======== DATA LINES
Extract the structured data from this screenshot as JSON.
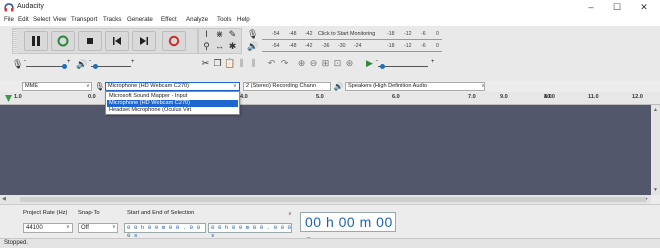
{
  "window": {
    "title": "Audacity",
    "minimize": "–",
    "maximize": "☐",
    "close": "✕"
  },
  "menu": [
    "File",
    "Edit",
    "Select",
    "View",
    "Transport",
    "Tracks",
    "Generate",
    "Effect",
    "Analyze",
    "Tools",
    "Help"
  ],
  "meters": {
    "record_scale": [
      "-54",
      "-48",
      "-42",
      "-18",
      "-12",
      "-6",
      "0"
    ],
    "record_message": "Click to Start Monitoring",
    "play_scale": [
      "-54",
      "-48",
      "-42",
      "-36",
      "-30",
      "-24",
      "-18",
      "-12",
      "-6",
      "0"
    ],
    "record_scale_head": [
      "-54",
      "-48",
      "-42"
    ],
    "record_scale_tail": [
      "-18",
      "-12",
      "-6",
      "0"
    ]
  },
  "sliders": {
    "record_minus": "-",
    "record_plus": "+",
    "play_minus": "-",
    "play_plus": "+",
    "speed_minus": "-",
    "speed_plus": "+"
  },
  "device": {
    "host": "MME",
    "input": "Microphone (HD Webcam C270)",
    "channels": "2 (Stereo) Recording Chann",
    "output": "Speakers (High Definition Audio"
  },
  "input_options": [
    "Microsoft Sound Mapper - Input",
    "Microphone (HD Webcam C270)",
    "Headset Microphone (Oculus Virt"
  ],
  "ruler": {
    "labels": [
      "1.0",
      "0.0",
      "4.0",
      "5.0",
      "6.0",
      "7.0",
      "8.0",
      "9.0",
      "10.0",
      "11.0",
      "12.0"
    ]
  },
  "selection": {
    "rate_label": "Project Rate (Hz)",
    "rate_value": "44100",
    "snap_label": "Snap-To",
    "snap_value": "Off",
    "mode": "Start and End of Selection",
    "start_time": "0 0 h 0 0 m 0 0 . 0 0 0 s",
    "end_time": "0 0 h 0 0 m 0 0 . 0 0 0 s",
    "big_time": "00 h 00 m 00 s"
  },
  "status": "Stopped."
}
================
## TASK OBJECTIVE
Copy out the entries verbatim and leave the images out.

## TASK RESPONSE
Extract the structured data from this screenshot as JSON.
{
  "window": {
    "title": "Audacity",
    "minimize": "–",
    "maximize": "☐",
    "close": "✕"
  },
  "menu": [
    "File",
    "Edit",
    "Select",
    "View",
    "Transport",
    "Tracks",
    "Generate",
    "Effect",
    "Analyze",
    "Tools",
    "Help"
  ],
  "meters": {
    "record_scale": [
      "-54",
      "-48",
      "-42",
      "-18",
      "-12",
      "-6",
      "0"
    ],
    "record_message": "Click to Start Monitoring",
    "play_scale": [
      "-54",
      "-48",
      "-42",
      "-36",
      "-30",
      "-24",
      "-18",
      "-12",
      "-6",
      "0"
    ],
    "record_scale_head": [
      "-54",
      "-48",
      "-42"
    ],
    "record_scale_tail": [
      "-18",
      "-12",
      "-6",
      "0"
    ]
  },
  "sliders": {
    "record_minus": "-",
    "record_plus": "+",
    "play_minus": "-",
    "play_plus": "+",
    "speed_minus": "-",
    "speed_plus": "+"
  },
  "device": {
    "host": "MME",
    "input": "Microphone (HD Webcam C270)",
    "channels": "2 (Stereo) Recording Chann",
    "output": "Speakers (High Definition Audio"
  },
  "input_options": [
    "Microsoft Sound Mapper - Input",
    "Microphone (HD Webcam C270)",
    "Headset Microphone (Oculus Virt"
  ],
  "ruler": {
    "labels": [
      "1.0",
      "0.0",
      "4.0",
      "5.0",
      "6.0",
      "7.0",
      "8.0",
      "9.0",
      "10.0",
      "11.0",
      "12.0"
    ]
  },
  "selection": {
    "rate_label": "Project Rate (Hz)",
    "rate_value": "44100",
    "snap_label": "Snap-To",
    "snap_value": "Off",
    "mode": "Start and End of Selection",
    "start_time": "0 0 h 0 0 m 0 0 . 0 0 0 s",
    "end_time": "0 0 h 0 0 m 0 0 . 0 0 0 s",
    "big_time": "00 h 00 m 00 s"
  },
  "status": "Stopped."
}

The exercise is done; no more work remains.